Can you rewrite every line of the entries below as a JSON list of strings, with one string per line, no blank lines, and the pictures left out?
## start DATA TO PROCESS
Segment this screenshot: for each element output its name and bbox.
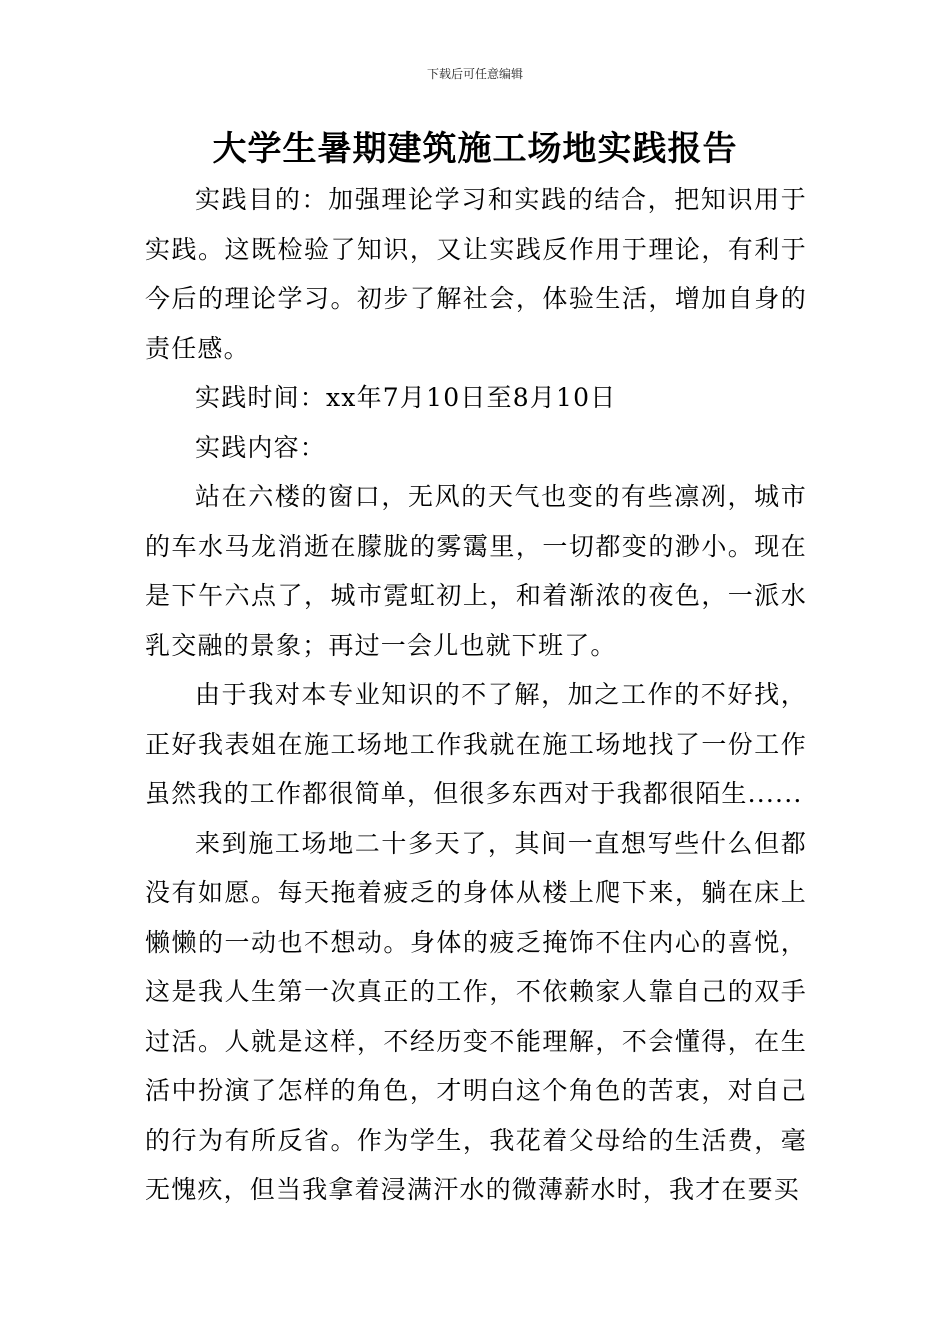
header-note: 下载后可任意编辑 (426, 67, 523, 81)
document-body (145, 175, 807, 1215)
paragraph-content-heading: 实践内容： (195, 432, 327, 462)
paragraph-time: 实践时间：xx年7月10日至8月10日 (195, 383, 617, 412)
paragraph-window-scene: 站在六楼的窗口，无风的天气也变的有些凛冽，城市的车水马龙消逝在朦胧的雾霭里，一切都变的渺小。现在是下午六点了，城市霓虹初上，和着渐浓的夜色，一派水乳交融的景象；再过一会儿也就下班了。 (145, 482, 807, 660)
paragraph-purpose: 实践目的：加强理论学习和实践的结合，把知识用于实践。这既检验了知识，又让实践反作用于理论，有利于今后的理论学习。初步了解社会，体验生活，增加自身的责任感。 (145, 185, 807, 363)
paragraph-reflection: 来到施工场地二十多天了，其间一直想写些什么但都没有如愿。每天拖着疲乏的身体从楼上爬下来，躺在床上懒懒的一动也不想动。身体的疲乏掩饰不住内心的喜悦，这是我人生第一次真正的工作，不依赖家人靠自己的双手过活。人就是这样，不经历变不能理解，不会懂得，在生活中扮演了怎样的角色，才明白这个角色的苦衷，对自己的行为有所反省。作为学生，我花着父母给的生活费，毫无愧疚，但当我拿着浸满汗水的微薄薪水时，我才在要买 (145, 828, 807, 1204)
document-title: 大学生暑期建筑施工场地实践报告 (212, 129, 738, 169)
paragraph-job-background: 由于我对本专业知识的不了解，加之工作的不好找，正好我表姐在施工场地工作我就在施工场地找了一份工作虽然我的工作都很简单，但很多东西对于我都很陌生...... (145, 680, 807, 808)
## end DATA TO PROCESS
▸ SOLUTION FOR THIS PROBLEM
[
  "Segment this screenshot: for each element output its name and bbox.",
  "header-note: 下载后可任意编辑 (426, 67, 523, 81)",
  "document-body (145, 175, 807, 1215)",
  "paragraph-content-heading: 实践内容： (195, 432, 327, 462)",
  "paragraph-time: 实践时间：xx年7月10日至8月10日 (195, 383, 617, 412)",
  "paragraph-window-scene: 站在六楼的窗口，无风的天气也变的有些凛冽，城市的车水马龙消逝在朦胧的雾霭里，一切都变的渺小。现在是下午六点了，城市霓虹初上，和着渐浓的夜色，一派水乳交融的景象；再过一会儿也就下班了。 (145, 482, 807, 660)",
  "paragraph-purpose: 实践目的：加强理论学习和实践的结合，把知识用于实践。这既检验了知识，又让实践反作用于理论，有利于今后的理论学习。初步了解社会，体验生活，增加自身的责任感。 (145, 185, 807, 363)",
  "paragraph-reflection: 来到施工场地二十多天了，其间一直想写些什么但都没有如愿。每天拖着疲乏的身体从楼上爬下来，躺在床上懒懒的一动也不想动。身体的疲乏掩饰不住内心的喜悦，这是我人生第一次真正的工作，不依赖家人靠自己的双手过活。人就是这样，不经历变不能理解，不会懂得，在生活中扮演了怎样的角色，才明白这个角色的苦衷，对自己的行为有所反省。作为学生，我花着父母给的生活费，毫无愧疚，但当我拿着浸满汗水的微薄薪水时，我才在要买 (145, 828, 807, 1204)",
  "document-title: 大学生暑期建筑施工场地实践报告 (212, 129, 738, 169)",
  "paragraph-job-background: 由于我对本专业知识的不了解，加之工作的不好找，正好我表姐在施工场地工作我就在施工场地找了一份工作虽然我的工作都很简单，但很多东西对于我都很陌生...... (145, 680, 807, 808)"
]